==== Information supplied ====

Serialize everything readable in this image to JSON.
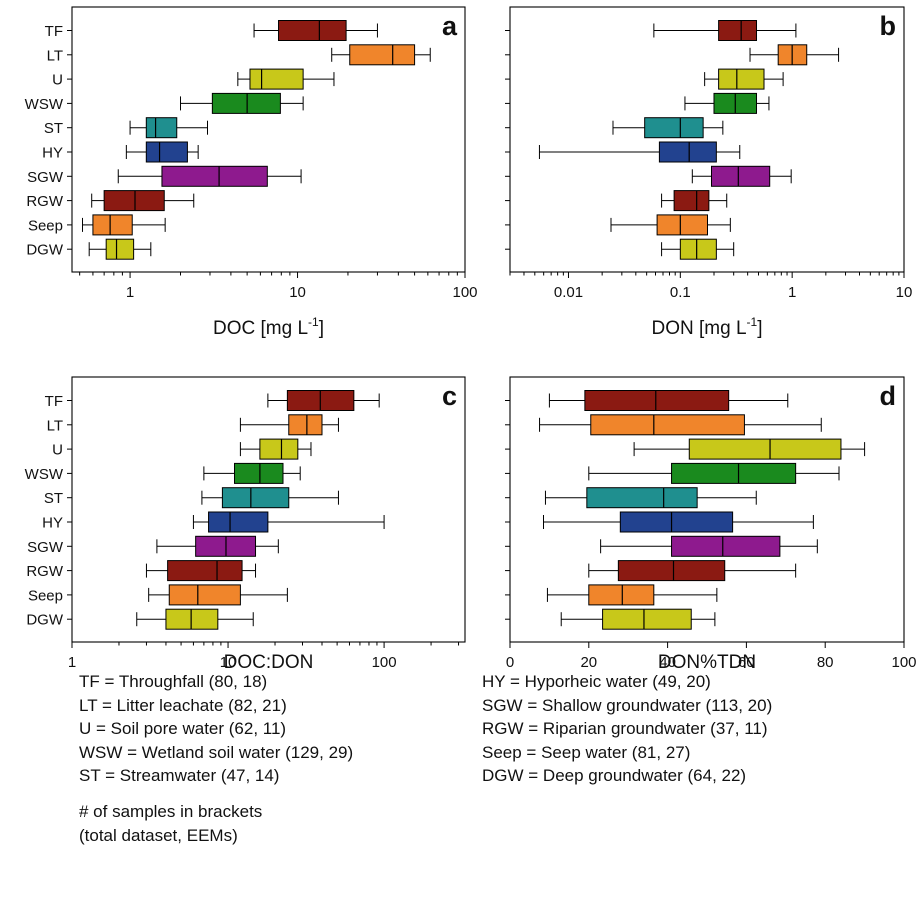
{
  "chart_data": [
    {
      "type": "box",
      "panel_letter": "a",
      "xlabel": "DOC [mg L",
      "xlabel_sup": "-1",
      "xlabel_tail": "]",
      "xscale": "log",
      "xlim": [
        0.45,
        100
      ],
      "xticks": [
        {
          "value": 1,
          "label": "1"
        },
        {
          "value": 10,
          "label": "10"
        },
        {
          "value": 100,
          "label": "100"
        }
      ],
      "categories": [
        "TF",
        "LT",
        "U",
        "WSW",
        "ST",
        "HY",
        "SGW",
        "RGW",
        "Seep",
        "DGW"
      ],
      "colors": [
        "#8b1a12",
        "#f0852b",
        "#c8c81a",
        "#1a8a1e",
        "#1f8f8f",
        "#22428f",
        "#8e1a8e",
        "#8b1a12",
        "#f0852b",
        "#c8c81a"
      ],
      "boxes": [
        {
          "min": 5.5,
          "q1": 7.7,
          "median": 13.5,
          "q3": 19.5,
          "max": 30
        },
        {
          "min": 16,
          "q1": 20.5,
          "median": 37,
          "q3": 50,
          "max": 62
        },
        {
          "min": 4.4,
          "q1": 5.2,
          "median": 6.1,
          "q3": 10.8,
          "max": 16.5
        },
        {
          "min": 2.0,
          "q1": 3.1,
          "median": 5.0,
          "q3": 7.9,
          "max": 10.8
        },
        {
          "min": 1.0,
          "q1": 1.25,
          "median": 1.42,
          "q3": 1.9,
          "max": 2.9
        },
        {
          "min": 0.95,
          "q1": 1.25,
          "median": 1.5,
          "q3": 2.2,
          "max": 2.55
        },
        {
          "min": 0.85,
          "q1": 1.55,
          "median": 3.4,
          "q3": 6.6,
          "max": 10.5
        },
        {
          "min": 0.59,
          "q1": 0.7,
          "median": 1.07,
          "q3": 1.6,
          "max": 2.4
        },
        {
          "min": 0.52,
          "q1": 0.6,
          "median": 0.76,
          "q3": 1.03,
          "max": 1.62
        },
        {
          "min": 0.57,
          "q1": 0.72,
          "median": 0.83,
          "q3": 1.05,
          "max": 1.33
        }
      ]
    },
    {
      "type": "box",
      "panel_letter": "b",
      "xlabel": "DON [mg L",
      "xlabel_sup": "-1",
      "xlabel_tail": "]",
      "xscale": "log",
      "xlim": [
        0.003,
        10
      ],
      "xticks": [
        {
          "value": 0.01,
          "label": "0.01"
        },
        {
          "value": 0.1,
          "label": "0.1"
        },
        {
          "value": 1,
          "label": "1"
        },
        {
          "value": 10,
          "label": "10"
        }
      ],
      "categories": [
        "TF",
        "LT",
        "U",
        "WSW",
        "ST",
        "HY",
        "SGW",
        "RGW",
        "Seep",
        "DGW"
      ],
      "colors": [
        "#8b1a12",
        "#f0852b",
        "#c8c81a",
        "#1a8a1e",
        "#1f8f8f",
        "#22428f",
        "#8e1a8e",
        "#8b1a12",
        "#f0852b",
        "#c8c81a"
      ],
      "boxes": [
        {
          "min": 0.058,
          "q1": 0.22,
          "median": 0.35,
          "q3": 0.48,
          "max": 1.08
        },
        {
          "min": 0.42,
          "q1": 0.75,
          "median": 1.0,
          "q3": 1.35,
          "max": 2.6
        },
        {
          "min": 0.165,
          "q1": 0.22,
          "median": 0.32,
          "q3": 0.56,
          "max": 0.83
        },
        {
          "min": 0.11,
          "q1": 0.2,
          "median": 0.31,
          "q3": 0.48,
          "max": 0.62
        },
        {
          "min": 0.025,
          "q1": 0.048,
          "median": 0.1,
          "q3": 0.16,
          "max": 0.24
        },
        {
          "min": 0.0055,
          "q1": 0.065,
          "median": 0.12,
          "q3": 0.21,
          "max": 0.34
        },
        {
          "min": 0.128,
          "q1": 0.19,
          "median": 0.33,
          "q3": 0.63,
          "max": 0.98
        },
        {
          "min": 0.068,
          "q1": 0.088,
          "median": 0.14,
          "q3": 0.18,
          "max": 0.26
        },
        {
          "min": 0.024,
          "q1": 0.062,
          "median": 0.1,
          "q3": 0.175,
          "max": 0.28
        },
        {
          "min": 0.068,
          "q1": 0.1,
          "median": 0.14,
          "q3": 0.21,
          "max": 0.3
        }
      ]
    },
    {
      "type": "box",
      "panel_letter": "c",
      "xlabel": "DOC:DON",
      "xscale": "log",
      "xlim": [
        1,
        330
      ],
      "xticks": [
        {
          "value": 1,
          "label": "1"
        },
        {
          "value": 10,
          "label": "10"
        },
        {
          "value": 100,
          "label": "100"
        }
      ],
      "categories": [
        "TF",
        "LT",
        "U",
        "WSW",
        "ST",
        "HY",
        "SGW",
        "RGW",
        "Seep",
        "DGW"
      ],
      "colors": [
        "#8b1a12",
        "#f0852b",
        "#c8c81a",
        "#1a8a1e",
        "#1f8f8f",
        "#22428f",
        "#8e1a8e",
        "#8b1a12",
        "#f0852b",
        "#c8c81a"
      ],
      "boxes": [
        {
          "min": 18,
          "q1": 24,
          "median": 39,
          "q3": 64,
          "max": 93
        },
        {
          "min": 12,
          "q1": 24.5,
          "median": 32,
          "q3": 40,
          "max": 51
        },
        {
          "min": 12,
          "q1": 16,
          "median": 22,
          "q3": 28,
          "max": 34
        },
        {
          "min": 7,
          "q1": 11,
          "median": 16,
          "q3": 22.5,
          "max": 29
        },
        {
          "min": 6.8,
          "q1": 9.2,
          "median": 14,
          "q3": 24.5,
          "max": 51
        },
        {
          "min": 6,
          "q1": 7.5,
          "median": 10.3,
          "q3": 18,
          "max": 100
        },
        {
          "min": 3.5,
          "q1": 6.2,
          "median": 9.7,
          "q3": 15,
          "max": 21
        },
        {
          "min": 3,
          "q1": 4.1,
          "median": 8.5,
          "q3": 12.3,
          "max": 15
        },
        {
          "min": 3.1,
          "q1": 4.2,
          "median": 6.4,
          "q3": 12,
          "max": 24
        },
        {
          "min": 2.6,
          "q1": 4,
          "median": 5.8,
          "q3": 8.6,
          "max": 14.5
        }
      ]
    },
    {
      "type": "box",
      "panel_letter": "d",
      "xlabel": "DON%TDN",
      "xscale": "linear",
      "xlim": [
        0,
        100
      ],
      "xticks": [
        {
          "value": 0,
          "label": "0"
        },
        {
          "value": 20,
          "label": "20"
        },
        {
          "value": 40,
          "label": "40"
        },
        {
          "value": 60,
          "label": "60"
        },
        {
          "value": 80,
          "label": "80"
        },
        {
          "value": 100,
          "label": "100"
        }
      ],
      "categories": [
        "TF",
        "LT",
        "U",
        "WSW",
        "ST",
        "HY",
        "SGW",
        "RGW",
        "Seep",
        "DGW"
      ],
      "colors": [
        "#8b1a12",
        "#f0852b",
        "#c8c81a",
        "#1a8a1e",
        "#1f8f8f",
        "#22428f",
        "#8e1a8e",
        "#8b1a12",
        "#f0852b",
        "#c8c81a"
      ],
      "boxes": [
        {
          "min": 10,
          "q1": 19,
          "median": 37,
          "q3": 55.5,
          "max": 70.5
        },
        {
          "min": 7.5,
          "q1": 20.5,
          "median": 36.5,
          "q3": 59.5,
          "max": 79
        },
        {
          "min": 31.5,
          "q1": 45.5,
          "median": 66,
          "q3": 84,
          "max": 90
        },
        {
          "min": 20,
          "q1": 41,
          "median": 58,
          "q3": 72.5,
          "max": 83.5
        },
        {
          "min": 9,
          "q1": 19.5,
          "median": 39,
          "q3": 47.5,
          "max": 62.5
        },
        {
          "min": 8.5,
          "q1": 28,
          "median": 41,
          "q3": 56.5,
          "max": 77
        },
        {
          "min": 23,
          "q1": 41,
          "median": 54,
          "q3": 68.5,
          "max": 78
        },
        {
          "min": 20,
          "q1": 27.5,
          "median": 41.5,
          "q3": 54.5,
          "max": 72.5
        },
        {
          "min": 9.5,
          "q1": 20,
          "median": 28.5,
          "q3": 36.5,
          "max": 52.5
        },
        {
          "min": 13,
          "q1": 23.5,
          "median": 34,
          "q3": 46,
          "max": 52
        }
      ]
    }
  ],
  "legend": {
    "left": [
      "TF = Throughfall (80, 18)",
      "LT = Litter leachate (82, 21)",
      "U = Soil pore water (62, 11)",
      "WSW = Wetland soil water (129, 29)",
      "ST = Streamwater (47, 14)"
    ],
    "right": [
      "HY = Hyporheic water (49, 20)",
      "SGW = Shallow groundwater (113, 20)",
      "RGW = Riparian groundwater (37, 11)",
      "Seep = Seep water (81, 27)",
      "DGW = Deep groundwater (64, 22)"
    ],
    "footnote": [
      "# of samples in brackets",
      "(total dataset, EEMs)"
    ]
  }
}
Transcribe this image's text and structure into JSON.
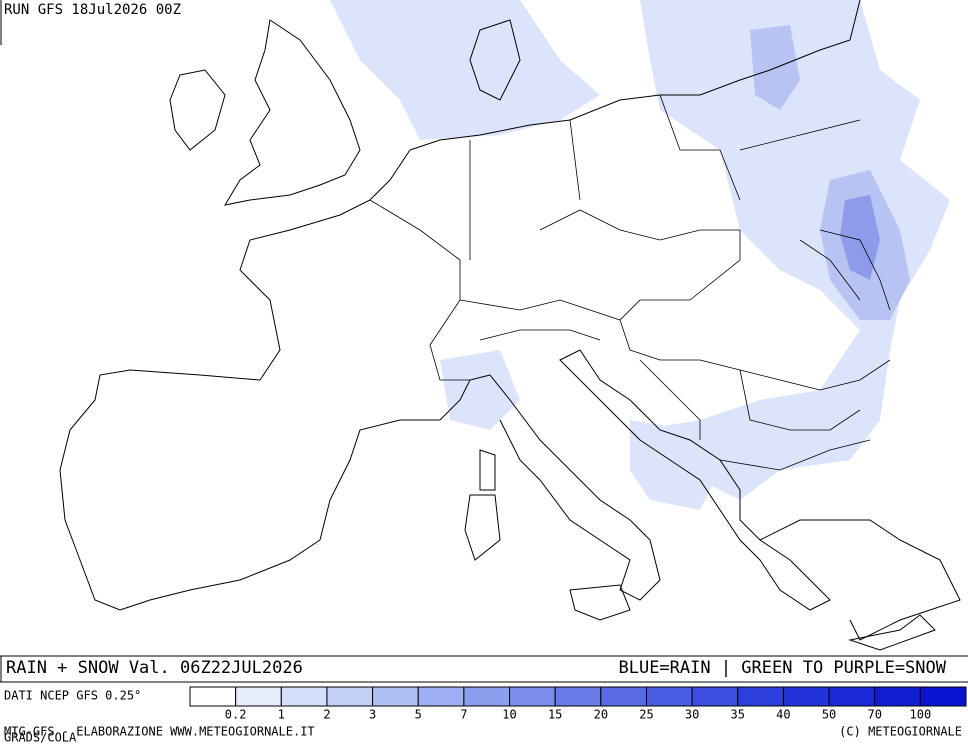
{
  "header": {
    "run": "RUN GFS 18Jul2026 00Z"
  },
  "footer": {
    "title": "RAIN + SNOW Val. 06Z22JUL2026",
    "legend_note": "BLUE=RAIN | GREEN TO PURPLE=SNOW",
    "source": "DATI NCEP GFS 0.25°",
    "credit_left": "MTG-GFS - ELABORAZIONE WWW.METEOGIORNALE.IT",
    "grads": "GRADS/COLA",
    "copyright": "(C) METEOGIORNALE"
  },
  "colorbar": {
    "labels": [
      0.2,
      1,
      2,
      3,
      5,
      7,
      10,
      15,
      20,
      25,
      30,
      35,
      40,
      50,
      70,
      100
    ],
    "colors": [
      "#ffffff",
      "#e6ecfb",
      "#d3defa",
      "#c2d0f7",
      "#b0c0f4",
      "#9eaff1",
      "#8d9eee",
      "#7b8deb",
      "#6a7ce8",
      "#5a6ce5",
      "#4a5ce2",
      "#3c4ddf",
      "#2f3fdc",
      "#2433d9",
      "#1a28d6",
      "#111ed3",
      "#0a14d0"
    ]
  }
}
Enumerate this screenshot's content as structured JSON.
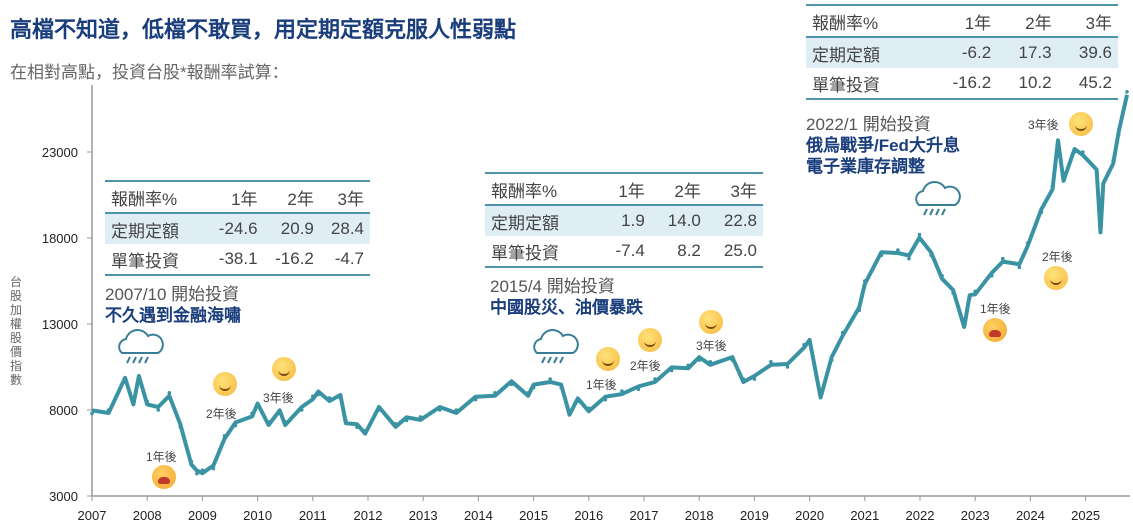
{
  "title": "高檔不知道，低檔不敢買，用定期定額克服人性弱點",
  "subtitle": "在相對高點，投資台股*報酬率試算：",
  "chart_data": {
    "type": "line",
    "title": "高檔不知道，低檔不敢買，用定期定額克服人性弱點",
    "ylabel": "台股加權股價指數",
    "xlabel": "",
    "ylim": [
      3000,
      27000
    ],
    "xlim": [
      2007,
      2025.8
    ],
    "yticks": [
      3000,
      8000,
      13000,
      18000,
      23000
    ],
    "xticks": [
      2007,
      2008,
      2009,
      2010,
      2011,
      2012,
      2013,
      2014,
      2015,
      2016,
      2017,
      2018,
      2019,
      2020,
      2021,
      2022,
      2023,
      2024,
      2025
    ],
    "color": "#3a93a3",
    "series": [
      {
        "name": "台股加權股價指數",
        "x": [
          2007.0,
          2007.3,
          2007.6,
          2007.75,
          2007.85,
          2008.0,
          2008.2,
          2008.4,
          2008.6,
          2008.8,
          2008.9,
          2009.0,
          2009.2,
          2009.4,
          2009.6,
          2009.9,
          2010.0,
          2010.2,
          2010.4,
          2010.5,
          2010.8,
          2011.0,
          2011.1,
          2011.3,
          2011.5,
          2011.6,
          2011.8,
          2011.95,
          2012.2,
          2012.5,
          2012.7,
          2012.95,
          2013.3,
          2013.6,
          2013.95,
          2014.3,
          2014.6,
          2014.9,
          2015.0,
          2015.3,
          2015.5,
          2015.65,
          2015.8,
          2016.0,
          2016.3,
          2016.6,
          2016.9,
          2017.2,
          2017.5,
          2017.8,
          2018.0,
          2018.2,
          2018.6,
          2018.8,
          2019.0,
          2019.3,
          2019.6,
          2019.9,
          2020.0,
          2020.2,
          2020.4,
          2020.6,
          2020.9,
          2021.0,
          2021.3,
          2021.6,
          2021.8,
          2021.99,
          2022.2,
          2022.4,
          2022.6,
          2022.8,
          2022.9,
          2023.0,
          2023.3,
          2023.5,
          2023.8,
          2023.95,
          2024.2,
          2024.4,
          2024.5,
          2024.6,
          2024.8,
          2024.95,
          2025.2,
          2025.27,
          2025.32,
          2025.5,
          2025.6,
          2025.75
        ],
        "values": [
          7800,
          8000,
          9700,
          8500,
          9800,
          8500,
          8000,
          9000,
          7000,
          5000,
          4300,
          4500,
          4600,
          6500,
          7100,
          7800,
          8200,
          7300,
          7800,
          7300,
          8000,
          8800,
          8900,
          8700,
          8700,
          7400,
          7000,
          6800,
          8000,
          7200,
          7400,
          7600,
          8000,
          8000,
          8600,
          9000,
          9500,
          9000,
          9300,
          9800,
          9300,
          7900,
          8500,
          8100,
          8600,
          9100,
          9200,
          9800,
          10300,
          10600,
          10900,
          10800,
          10900,
          9800,
          9800,
          10800,
          10500,
          11800,
          11900,
          8900,
          10900,
          12500,
          13800,
          15500,
          17000,
          17300,
          16800,
          18200,
          17000,
          15800,
          14800,
          13000,
          14500,
          14900,
          15800,
          16800,
          16300,
          17700,
          19500,
          21000,
          23500,
          21500,
          23000,
          23000,
          21800,
          18500,
          21000,
          22500,
          24000,
          26500
        ]
      }
    ],
    "annotations": {
      "point_labels": [
        "1年後",
        "2年後",
        "3年後"
      ]
    }
  },
  "tables": [
    {
      "header": [
        "報酬率%",
        "1年",
        "2年",
        "3年"
      ],
      "rows": [
        [
          "定期定額",
          "-24.6",
          "20.9",
          "28.4"
        ],
        [
          "單筆投資",
          "-38.1",
          "-16.2",
          "-4.7"
        ]
      ],
      "start": "2007/10 開始投資",
      "event": "不久遇到金融海嘯"
    },
    {
      "header": [
        "報酬率%",
        "1年",
        "2年",
        "3年"
      ],
      "rows": [
        [
          "定期定額",
          "1.9",
          "14.0",
          "22.8"
        ],
        [
          "單筆投資",
          "-7.4",
          "8.2",
          "25.0"
        ]
      ],
      "start": "2015/4 開始投資",
      "event": "中國股災、油價暴跌"
    },
    {
      "header": [
        "報酬率%",
        "1年",
        "2年",
        "3年"
      ],
      "rows": [
        [
          "定期定額",
          "-6.2",
          "17.3",
          "39.6"
        ],
        [
          "單筆投資",
          "-16.2",
          "10.2",
          "45.2"
        ]
      ],
      "start": "2022/1 開始投資",
      "event": "俄烏戰爭/Fed大升息",
      "event2": "電子業庫存調整"
    }
  ]
}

====

- [Requirements]:
Tally how many lines of the records hold the word "this". Answer with the number only.

- [Expected answer]:
3